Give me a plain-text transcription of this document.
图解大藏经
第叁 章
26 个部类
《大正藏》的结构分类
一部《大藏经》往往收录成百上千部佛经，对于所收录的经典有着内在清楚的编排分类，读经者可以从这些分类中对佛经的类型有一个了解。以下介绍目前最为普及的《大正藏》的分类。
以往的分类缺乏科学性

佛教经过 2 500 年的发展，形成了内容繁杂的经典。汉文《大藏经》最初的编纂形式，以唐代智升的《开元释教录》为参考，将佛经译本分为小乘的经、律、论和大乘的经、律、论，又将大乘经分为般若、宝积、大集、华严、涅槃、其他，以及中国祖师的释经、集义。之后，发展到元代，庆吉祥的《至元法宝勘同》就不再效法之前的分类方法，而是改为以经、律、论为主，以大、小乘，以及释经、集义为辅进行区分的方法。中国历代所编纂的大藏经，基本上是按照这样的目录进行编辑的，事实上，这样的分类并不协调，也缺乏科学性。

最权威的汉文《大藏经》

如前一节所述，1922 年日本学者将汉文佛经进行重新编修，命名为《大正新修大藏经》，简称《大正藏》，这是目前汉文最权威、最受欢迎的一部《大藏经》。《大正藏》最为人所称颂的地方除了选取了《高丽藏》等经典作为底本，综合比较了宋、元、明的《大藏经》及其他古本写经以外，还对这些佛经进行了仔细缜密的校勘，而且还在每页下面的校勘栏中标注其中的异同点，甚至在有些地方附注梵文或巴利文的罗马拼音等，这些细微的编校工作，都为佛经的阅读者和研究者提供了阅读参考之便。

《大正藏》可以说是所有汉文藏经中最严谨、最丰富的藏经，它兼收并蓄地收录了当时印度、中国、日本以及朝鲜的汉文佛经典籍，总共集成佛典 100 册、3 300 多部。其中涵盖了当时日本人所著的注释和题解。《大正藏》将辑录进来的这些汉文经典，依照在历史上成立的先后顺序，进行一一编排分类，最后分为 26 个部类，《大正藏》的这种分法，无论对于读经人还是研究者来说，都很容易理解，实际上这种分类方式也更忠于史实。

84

**Exercise requirements:**
All of the records must be repeated exactly.

**Exercise result:**
Give me a plain-text transcription of this document.
图解大藏经
第叁 章
26 个部类
《大正藏》的结构分类
一部《大藏经》往往收录成百上千部佛经，对于所收录的经典有着内在清楚的编排分类，读经者可以从这些分类中对佛经的类型有一个了解。以下介绍目前最为普及的《大正藏》的分类。
以往的分类缺乏科学性

佛教经过 2 500 年的发展，形成了内容繁杂的经典。汉文《大藏经》最初的编纂形式，以唐代智升的《开元释教录》为参考，将佛经译本分为小乘的经、律、论和大乘的经、律、论，又将大乘经分为般若、宝积、大集、华严、涅槃、其他，以及中国祖师的释经、集义。之后，发展到元代，庆吉祥的《至元法宝勘同》就不再效法之前的分类方法，而是改为以经、律、论为主，以大、小乘，以及释经、集义为辅进行区分的方法。中国历代所编纂的大藏经，基本上是按照这样的目录进行编辑的，事实上，这样的分类并不协调，也缺乏科学性。

最权威的汉文《大藏经》

如前一节所述，1922 年日本学者将汉文佛经进行重新编修，命名为《大正新修大藏经》，简称《大正藏》，这是目前汉文最权威、最受欢迎的一部《大藏经》。《大正藏》最为人所称颂的地方除了选取了《高丽藏》等经典作为底本，综合比较了宋、元、明的《大藏经》及其他古本写经以外，还对这些佛经进行了仔细缜密的校勘，而且还在每页下面的校勘栏中标注其中的异同点，甚至在有些地方附注梵文或巴利文的罗马拼音等，这些细微的编校工作，都为佛经的阅读者和研究者提供了阅读参考之便。

《大正藏》可以说是所有汉文藏经中最严谨、最丰富的藏经，它兼收并蓄地收录了当时印度、中国、日本以及朝鲜的汉文佛经典籍，总共集成佛典 100 册、3 300 多部。其中涵盖了当时日本人所著的注释和题解。《大正藏》将辑录进来的这些汉文经典，依照在历史上成立的先后顺序，进行一一编排分类，最后分为 26 个部类，《大正藏》的这种分法，无论对于读经人还是研究者来说，都很容易理解，实际上这种分类方式也更忠于史实。

84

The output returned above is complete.